Text section
┄┄┄┄┄┄┄┄┄┄┄┄┄┄┄┄┄┄┄┄

Despite the torture he says he experienced for years, former Guantánamo Bay prisoner Omar Deghayes still thinks reconciliation between the Middle East and the United States is possible.

"We have different values and we look at things differently but this doesn't mean that we have to fight each other," he said. "We can sit down and we can negotiate and understand."

Deghayes shared his story Friday night via videoconference with Democracy Now host Amy Goodman, former Guantánamo prison guard Terry C. Holdbrooks Jr. and approximately 500 Davis community members.

Organized by the UC Davis Center for Human Rights, the event was the first time a former guard and prisoner spoke together in front of a live, American audience.

Holdbrooks was inspired to hear that Deghayes still believed reconciliation is possible, but thinks it is nearly impossible.

"Quite frankly, I'm always surprised when I hear that another detainee has gone out and has not decided to retaliate," Holdbrooks said.

While Deghayes said everyone knows about Guantánamo, Goodman begged to differ and steered the conversation toward seeing what living in Guantánamo was really like.

"For people in the United States, I think we know very little about what actually goes on there," she said.

Deghayes said he experienced various forms of torture - his face was drowned until he suffocated, his ribs were battered and his nose was broken from being continually beaten.

┄┄┄┄┄┄┄┄┄┄┄┄┄┄┄┄┄┄┄┄

Work to do
**a.** Extract the passage of the Guantánamo article from "Organized by the" up to and including "was really like.".
**b.** According to the Guantánamo article, which organization organized the event?

Extracted entries
┄┄┄┄┄┄┄┄┄┄┄┄┄┄┄┄┄┄┄┄

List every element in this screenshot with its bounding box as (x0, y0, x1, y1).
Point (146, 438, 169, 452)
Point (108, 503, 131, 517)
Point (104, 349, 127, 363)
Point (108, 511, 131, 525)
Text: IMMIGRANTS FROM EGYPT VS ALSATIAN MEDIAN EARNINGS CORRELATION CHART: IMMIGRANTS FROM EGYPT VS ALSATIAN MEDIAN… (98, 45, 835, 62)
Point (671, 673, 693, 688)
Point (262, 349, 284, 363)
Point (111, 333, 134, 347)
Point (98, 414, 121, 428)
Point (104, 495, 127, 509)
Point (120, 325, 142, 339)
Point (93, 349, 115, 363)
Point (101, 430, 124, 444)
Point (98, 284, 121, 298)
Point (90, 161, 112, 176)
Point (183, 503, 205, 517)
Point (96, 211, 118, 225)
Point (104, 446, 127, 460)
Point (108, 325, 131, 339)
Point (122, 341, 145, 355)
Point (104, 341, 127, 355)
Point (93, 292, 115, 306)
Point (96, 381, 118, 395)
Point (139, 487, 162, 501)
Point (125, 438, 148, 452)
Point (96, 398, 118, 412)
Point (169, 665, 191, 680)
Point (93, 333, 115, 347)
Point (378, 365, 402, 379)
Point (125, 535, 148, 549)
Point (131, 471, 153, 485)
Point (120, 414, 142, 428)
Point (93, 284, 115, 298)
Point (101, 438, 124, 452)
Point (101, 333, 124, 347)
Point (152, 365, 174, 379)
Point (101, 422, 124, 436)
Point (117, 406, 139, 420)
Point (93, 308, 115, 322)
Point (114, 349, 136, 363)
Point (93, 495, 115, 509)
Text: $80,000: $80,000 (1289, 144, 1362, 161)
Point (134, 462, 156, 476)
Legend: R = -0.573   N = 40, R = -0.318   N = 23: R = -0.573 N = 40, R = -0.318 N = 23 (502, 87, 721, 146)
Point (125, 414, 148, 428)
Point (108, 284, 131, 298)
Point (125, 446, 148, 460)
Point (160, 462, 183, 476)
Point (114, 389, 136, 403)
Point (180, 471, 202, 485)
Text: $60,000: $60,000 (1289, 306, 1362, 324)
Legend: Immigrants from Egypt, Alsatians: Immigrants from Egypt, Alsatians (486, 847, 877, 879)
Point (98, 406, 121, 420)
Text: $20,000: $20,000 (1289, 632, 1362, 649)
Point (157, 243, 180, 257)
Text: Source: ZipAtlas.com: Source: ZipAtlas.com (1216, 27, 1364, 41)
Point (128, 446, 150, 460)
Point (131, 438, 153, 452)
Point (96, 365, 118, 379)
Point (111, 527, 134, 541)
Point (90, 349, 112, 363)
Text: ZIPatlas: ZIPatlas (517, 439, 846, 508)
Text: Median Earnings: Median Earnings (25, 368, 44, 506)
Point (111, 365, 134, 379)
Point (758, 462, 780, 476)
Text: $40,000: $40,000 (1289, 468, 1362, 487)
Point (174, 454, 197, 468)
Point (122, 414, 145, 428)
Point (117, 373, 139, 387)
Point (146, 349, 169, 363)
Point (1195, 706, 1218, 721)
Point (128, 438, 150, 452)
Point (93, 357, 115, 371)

┄┄┄┄┄┄┄┄┄┄┄┄┄┄┄┄┄┄┄┄

Expected responses
**a.**
Organized by the UC Davis Center for Human Rights, the event was the first time a former guard and prisoner spoke together in front of a live, American audience.

Holdbrooks was inspired to hear that Deghayes still believed reconciliation is possible, but thinks it is nearly impossible.

"Quite frankly, I'm always surprised when I hear that another detainee has gone out and has not decided to retaliate," Holdbrooks said.

While Deghayes said everyone knows about Guantánamo, Goodman begged to differ and steered the conversation toward seeing what living in Guantánamo was really like.

**b.** The UC Davis Center for Human Rights